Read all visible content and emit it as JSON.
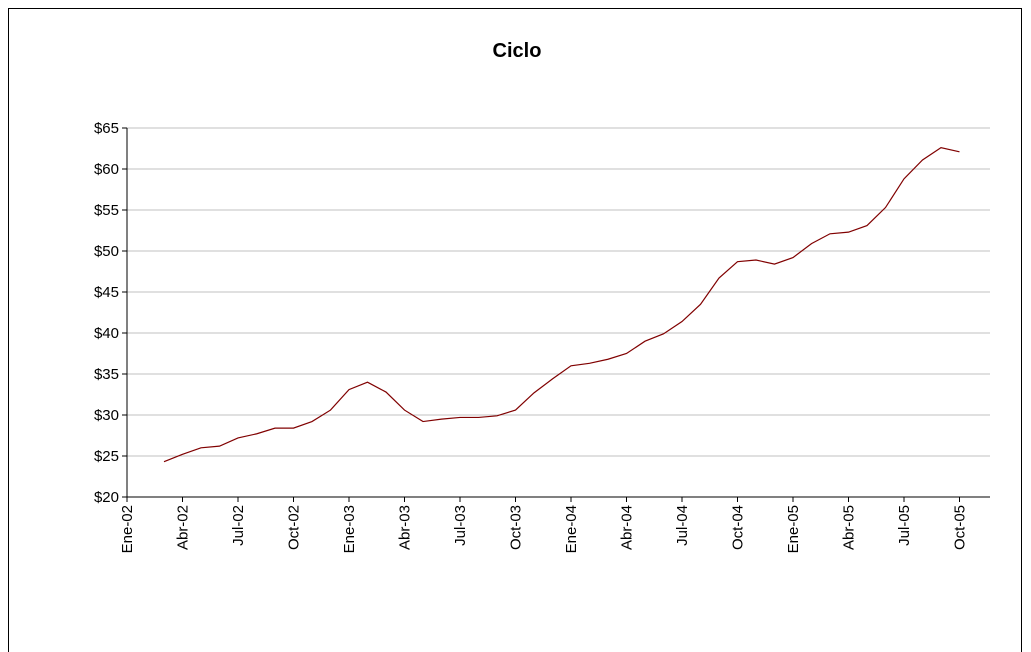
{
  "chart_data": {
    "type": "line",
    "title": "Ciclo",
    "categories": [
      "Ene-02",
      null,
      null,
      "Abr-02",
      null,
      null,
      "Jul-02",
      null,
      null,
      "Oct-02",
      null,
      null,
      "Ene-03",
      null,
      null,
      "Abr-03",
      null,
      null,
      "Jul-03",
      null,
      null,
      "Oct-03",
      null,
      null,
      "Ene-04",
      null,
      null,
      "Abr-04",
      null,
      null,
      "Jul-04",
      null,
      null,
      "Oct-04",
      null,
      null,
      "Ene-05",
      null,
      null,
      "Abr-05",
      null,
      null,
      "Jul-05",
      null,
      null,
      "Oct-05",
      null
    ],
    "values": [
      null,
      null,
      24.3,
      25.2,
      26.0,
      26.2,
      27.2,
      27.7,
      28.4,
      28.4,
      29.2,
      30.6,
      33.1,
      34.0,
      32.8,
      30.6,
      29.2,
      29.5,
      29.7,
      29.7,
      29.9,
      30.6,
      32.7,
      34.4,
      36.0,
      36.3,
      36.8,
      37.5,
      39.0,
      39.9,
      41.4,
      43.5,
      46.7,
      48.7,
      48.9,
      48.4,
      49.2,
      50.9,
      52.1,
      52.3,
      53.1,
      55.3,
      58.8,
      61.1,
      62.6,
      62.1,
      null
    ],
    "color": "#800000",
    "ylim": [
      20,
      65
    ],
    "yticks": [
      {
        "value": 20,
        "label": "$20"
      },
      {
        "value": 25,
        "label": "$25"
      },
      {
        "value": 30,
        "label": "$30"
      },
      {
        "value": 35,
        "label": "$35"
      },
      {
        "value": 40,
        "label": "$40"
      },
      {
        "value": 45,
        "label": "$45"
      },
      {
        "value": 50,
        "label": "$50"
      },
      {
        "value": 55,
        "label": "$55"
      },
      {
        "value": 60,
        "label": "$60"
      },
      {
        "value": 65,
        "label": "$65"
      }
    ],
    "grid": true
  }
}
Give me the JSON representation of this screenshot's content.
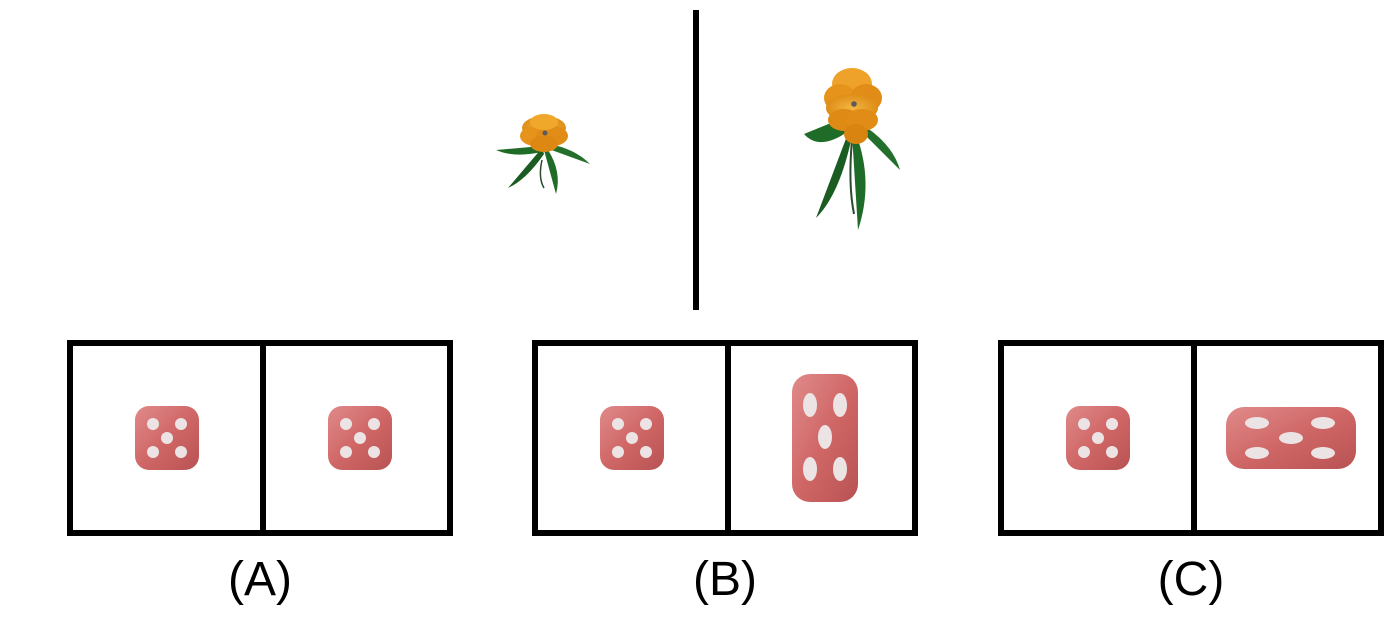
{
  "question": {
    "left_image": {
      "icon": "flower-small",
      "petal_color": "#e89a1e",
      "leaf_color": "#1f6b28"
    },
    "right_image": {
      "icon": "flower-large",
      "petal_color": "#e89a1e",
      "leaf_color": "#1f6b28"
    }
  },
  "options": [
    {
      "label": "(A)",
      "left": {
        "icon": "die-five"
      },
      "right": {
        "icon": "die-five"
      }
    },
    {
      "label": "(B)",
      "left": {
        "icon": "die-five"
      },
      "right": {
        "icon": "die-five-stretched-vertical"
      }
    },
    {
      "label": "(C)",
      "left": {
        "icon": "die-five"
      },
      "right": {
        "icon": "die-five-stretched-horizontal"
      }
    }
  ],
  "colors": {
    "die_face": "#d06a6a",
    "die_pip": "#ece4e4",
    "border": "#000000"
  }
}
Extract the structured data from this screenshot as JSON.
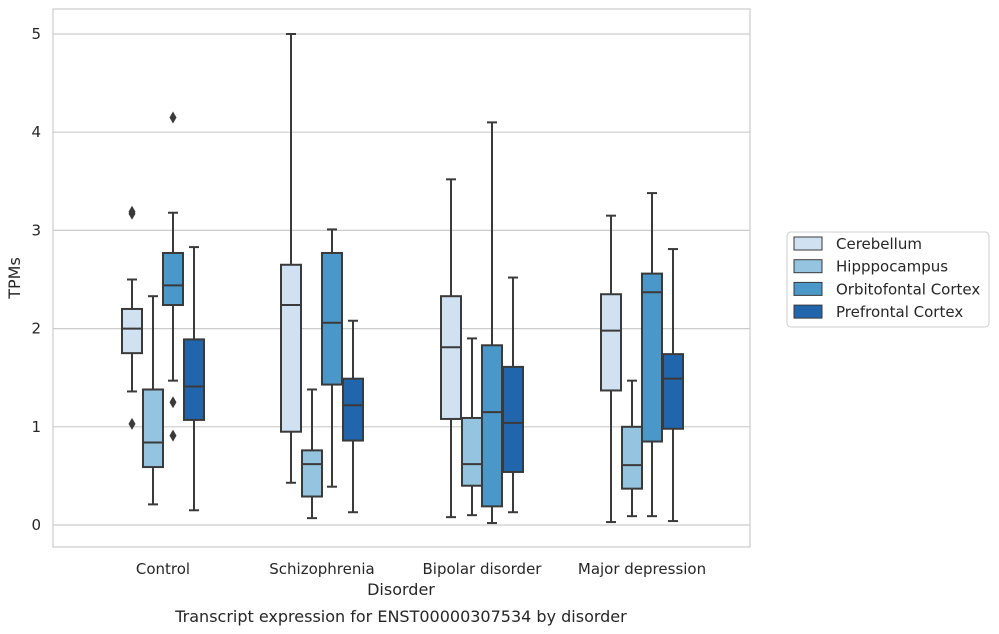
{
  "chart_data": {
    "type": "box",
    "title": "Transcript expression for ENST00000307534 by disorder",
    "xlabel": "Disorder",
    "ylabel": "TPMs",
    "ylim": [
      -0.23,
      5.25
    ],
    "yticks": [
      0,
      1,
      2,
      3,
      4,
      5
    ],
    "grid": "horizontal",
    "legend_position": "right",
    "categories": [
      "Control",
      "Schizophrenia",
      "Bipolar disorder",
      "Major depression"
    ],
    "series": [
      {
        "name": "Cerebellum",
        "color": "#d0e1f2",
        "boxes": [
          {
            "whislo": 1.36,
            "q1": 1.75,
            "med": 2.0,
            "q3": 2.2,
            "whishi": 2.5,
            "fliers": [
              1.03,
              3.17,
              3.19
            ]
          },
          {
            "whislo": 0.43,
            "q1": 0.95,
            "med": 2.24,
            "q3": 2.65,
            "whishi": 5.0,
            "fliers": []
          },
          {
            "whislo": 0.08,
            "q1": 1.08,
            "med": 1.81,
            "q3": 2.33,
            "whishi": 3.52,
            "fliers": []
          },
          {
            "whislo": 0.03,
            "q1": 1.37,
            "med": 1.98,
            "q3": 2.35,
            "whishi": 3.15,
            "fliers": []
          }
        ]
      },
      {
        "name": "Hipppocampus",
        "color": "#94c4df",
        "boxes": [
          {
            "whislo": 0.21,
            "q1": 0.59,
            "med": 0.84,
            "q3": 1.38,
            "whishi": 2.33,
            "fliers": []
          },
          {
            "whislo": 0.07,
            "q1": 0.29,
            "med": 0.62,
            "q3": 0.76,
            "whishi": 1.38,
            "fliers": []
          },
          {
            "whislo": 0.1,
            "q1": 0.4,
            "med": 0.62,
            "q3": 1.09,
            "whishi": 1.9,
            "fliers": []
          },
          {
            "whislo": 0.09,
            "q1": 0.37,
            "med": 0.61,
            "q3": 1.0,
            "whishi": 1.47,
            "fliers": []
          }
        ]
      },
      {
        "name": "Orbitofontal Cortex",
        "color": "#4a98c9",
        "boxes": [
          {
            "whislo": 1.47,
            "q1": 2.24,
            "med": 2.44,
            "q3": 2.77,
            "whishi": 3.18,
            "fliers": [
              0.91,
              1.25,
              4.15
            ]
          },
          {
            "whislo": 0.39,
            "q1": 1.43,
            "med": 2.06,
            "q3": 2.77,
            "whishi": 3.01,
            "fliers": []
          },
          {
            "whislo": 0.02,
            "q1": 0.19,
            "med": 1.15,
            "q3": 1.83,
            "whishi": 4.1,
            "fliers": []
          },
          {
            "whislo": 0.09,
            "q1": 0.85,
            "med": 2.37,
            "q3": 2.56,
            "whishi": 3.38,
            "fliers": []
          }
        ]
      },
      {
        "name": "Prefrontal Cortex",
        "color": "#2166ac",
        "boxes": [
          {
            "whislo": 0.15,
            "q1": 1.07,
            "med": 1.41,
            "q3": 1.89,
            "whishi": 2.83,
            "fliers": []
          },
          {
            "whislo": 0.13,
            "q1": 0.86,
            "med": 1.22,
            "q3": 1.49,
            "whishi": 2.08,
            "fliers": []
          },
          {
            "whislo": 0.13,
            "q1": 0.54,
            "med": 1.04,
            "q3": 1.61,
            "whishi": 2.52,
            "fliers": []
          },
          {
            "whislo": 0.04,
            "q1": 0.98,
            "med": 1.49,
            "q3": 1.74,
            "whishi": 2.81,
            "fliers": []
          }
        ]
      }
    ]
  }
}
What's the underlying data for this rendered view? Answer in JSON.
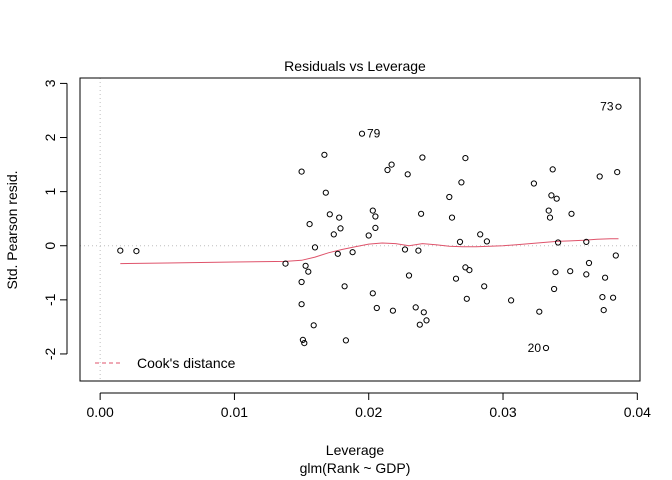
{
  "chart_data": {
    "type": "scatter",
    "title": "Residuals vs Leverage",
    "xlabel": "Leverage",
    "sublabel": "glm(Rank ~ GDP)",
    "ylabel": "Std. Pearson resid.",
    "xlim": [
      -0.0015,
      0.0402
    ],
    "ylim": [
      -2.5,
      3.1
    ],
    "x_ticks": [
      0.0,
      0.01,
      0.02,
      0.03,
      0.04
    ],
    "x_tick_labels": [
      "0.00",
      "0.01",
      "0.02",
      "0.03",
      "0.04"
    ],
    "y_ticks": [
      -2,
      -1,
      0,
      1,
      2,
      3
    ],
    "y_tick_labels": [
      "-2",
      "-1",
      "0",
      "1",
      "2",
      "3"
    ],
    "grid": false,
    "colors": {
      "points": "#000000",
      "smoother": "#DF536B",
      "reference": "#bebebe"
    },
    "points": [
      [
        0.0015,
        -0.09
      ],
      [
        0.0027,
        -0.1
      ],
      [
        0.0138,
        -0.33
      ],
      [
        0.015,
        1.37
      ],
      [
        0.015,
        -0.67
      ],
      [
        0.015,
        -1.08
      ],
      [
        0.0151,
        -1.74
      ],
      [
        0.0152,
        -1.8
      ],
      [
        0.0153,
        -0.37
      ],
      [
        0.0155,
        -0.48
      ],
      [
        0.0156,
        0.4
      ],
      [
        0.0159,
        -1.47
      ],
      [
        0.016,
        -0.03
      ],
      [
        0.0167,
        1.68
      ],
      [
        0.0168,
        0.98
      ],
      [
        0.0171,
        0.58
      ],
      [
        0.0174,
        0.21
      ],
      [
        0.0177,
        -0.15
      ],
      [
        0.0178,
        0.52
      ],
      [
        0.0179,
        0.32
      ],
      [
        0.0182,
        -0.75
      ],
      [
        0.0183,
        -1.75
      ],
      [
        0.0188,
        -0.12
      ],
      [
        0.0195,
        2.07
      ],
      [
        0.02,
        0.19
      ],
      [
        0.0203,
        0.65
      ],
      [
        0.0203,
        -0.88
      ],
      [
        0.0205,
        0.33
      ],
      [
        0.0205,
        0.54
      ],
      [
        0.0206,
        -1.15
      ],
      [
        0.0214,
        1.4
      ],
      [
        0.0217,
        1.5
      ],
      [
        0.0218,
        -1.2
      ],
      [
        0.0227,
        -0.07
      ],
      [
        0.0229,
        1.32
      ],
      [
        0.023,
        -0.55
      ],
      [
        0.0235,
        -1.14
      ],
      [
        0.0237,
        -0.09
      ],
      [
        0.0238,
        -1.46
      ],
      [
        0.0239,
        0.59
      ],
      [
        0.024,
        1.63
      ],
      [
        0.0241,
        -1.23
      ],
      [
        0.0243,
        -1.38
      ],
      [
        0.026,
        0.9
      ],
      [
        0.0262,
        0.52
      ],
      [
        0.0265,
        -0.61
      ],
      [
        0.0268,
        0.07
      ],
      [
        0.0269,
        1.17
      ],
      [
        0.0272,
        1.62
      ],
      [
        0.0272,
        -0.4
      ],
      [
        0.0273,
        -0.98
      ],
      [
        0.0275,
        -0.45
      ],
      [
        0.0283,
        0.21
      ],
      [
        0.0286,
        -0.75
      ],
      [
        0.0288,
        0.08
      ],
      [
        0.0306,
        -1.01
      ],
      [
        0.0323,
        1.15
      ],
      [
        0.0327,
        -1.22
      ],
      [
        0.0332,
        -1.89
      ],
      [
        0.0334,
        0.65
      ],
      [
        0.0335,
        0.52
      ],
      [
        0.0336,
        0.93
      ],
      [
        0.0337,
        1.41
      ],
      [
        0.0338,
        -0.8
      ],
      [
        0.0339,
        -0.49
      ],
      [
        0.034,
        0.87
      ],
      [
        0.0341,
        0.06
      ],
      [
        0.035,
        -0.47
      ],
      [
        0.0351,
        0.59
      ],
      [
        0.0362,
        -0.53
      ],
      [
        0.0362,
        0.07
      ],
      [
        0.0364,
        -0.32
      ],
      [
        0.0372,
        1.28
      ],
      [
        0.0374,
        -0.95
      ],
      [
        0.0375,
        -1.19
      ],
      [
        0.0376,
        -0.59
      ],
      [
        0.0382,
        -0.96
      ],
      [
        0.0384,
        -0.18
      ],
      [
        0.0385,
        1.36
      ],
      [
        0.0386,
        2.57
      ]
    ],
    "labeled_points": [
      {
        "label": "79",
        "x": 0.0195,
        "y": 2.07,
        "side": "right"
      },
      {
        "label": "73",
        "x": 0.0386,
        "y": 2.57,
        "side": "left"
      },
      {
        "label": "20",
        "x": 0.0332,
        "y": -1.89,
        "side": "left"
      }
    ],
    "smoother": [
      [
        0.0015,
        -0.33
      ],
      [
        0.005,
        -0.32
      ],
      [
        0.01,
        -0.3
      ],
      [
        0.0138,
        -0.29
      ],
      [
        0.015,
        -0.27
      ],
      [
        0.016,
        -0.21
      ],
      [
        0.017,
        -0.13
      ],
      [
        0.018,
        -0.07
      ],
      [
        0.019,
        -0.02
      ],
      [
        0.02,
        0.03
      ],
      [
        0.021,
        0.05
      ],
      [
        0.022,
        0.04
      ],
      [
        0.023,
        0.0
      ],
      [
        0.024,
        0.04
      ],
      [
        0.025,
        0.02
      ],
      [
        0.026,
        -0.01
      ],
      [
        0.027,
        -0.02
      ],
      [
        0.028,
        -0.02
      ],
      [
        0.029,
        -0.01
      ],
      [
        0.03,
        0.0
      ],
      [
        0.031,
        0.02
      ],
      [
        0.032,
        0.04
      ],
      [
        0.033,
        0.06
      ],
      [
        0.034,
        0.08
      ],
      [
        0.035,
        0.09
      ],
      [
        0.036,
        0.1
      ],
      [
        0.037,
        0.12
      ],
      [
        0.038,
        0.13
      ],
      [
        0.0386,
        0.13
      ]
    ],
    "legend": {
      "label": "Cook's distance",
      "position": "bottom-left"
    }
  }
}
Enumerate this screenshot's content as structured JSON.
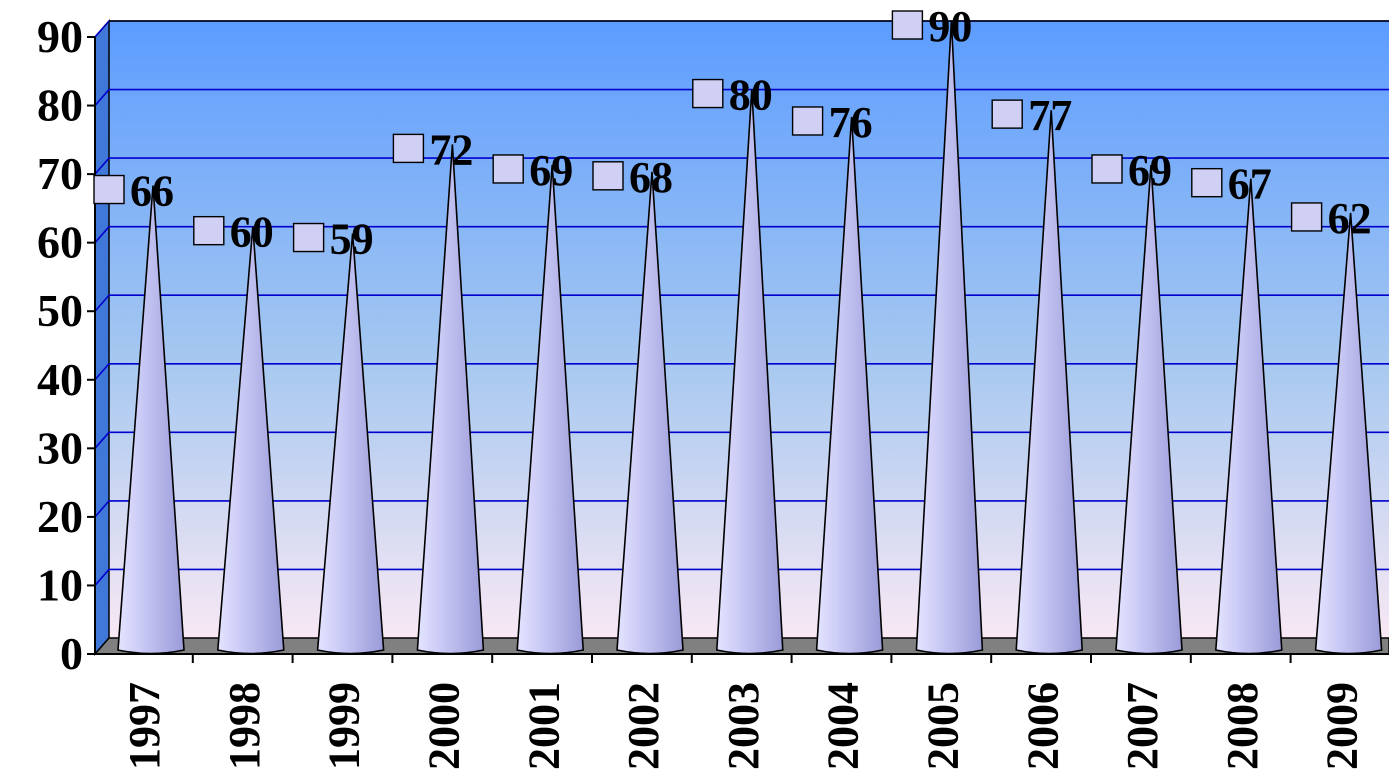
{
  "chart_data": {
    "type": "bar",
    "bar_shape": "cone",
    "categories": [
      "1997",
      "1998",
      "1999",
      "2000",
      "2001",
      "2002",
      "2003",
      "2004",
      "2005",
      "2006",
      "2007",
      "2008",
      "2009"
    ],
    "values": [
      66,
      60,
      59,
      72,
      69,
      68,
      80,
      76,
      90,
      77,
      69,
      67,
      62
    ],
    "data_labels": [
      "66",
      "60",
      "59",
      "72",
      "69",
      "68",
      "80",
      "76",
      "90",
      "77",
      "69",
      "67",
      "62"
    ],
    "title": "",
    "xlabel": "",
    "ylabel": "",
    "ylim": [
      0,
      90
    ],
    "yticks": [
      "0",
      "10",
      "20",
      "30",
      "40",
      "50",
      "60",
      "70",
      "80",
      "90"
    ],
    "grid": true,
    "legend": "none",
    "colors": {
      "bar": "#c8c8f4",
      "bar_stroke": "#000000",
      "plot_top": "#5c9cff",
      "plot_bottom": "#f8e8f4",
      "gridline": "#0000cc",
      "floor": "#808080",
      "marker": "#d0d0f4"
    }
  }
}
◆ ◆ ◆ ◆ ◆ ◆ ◆
### Instructions to follow
Report only the number of lines that hold the string "screenshot" in this listing.

### Output of the task
3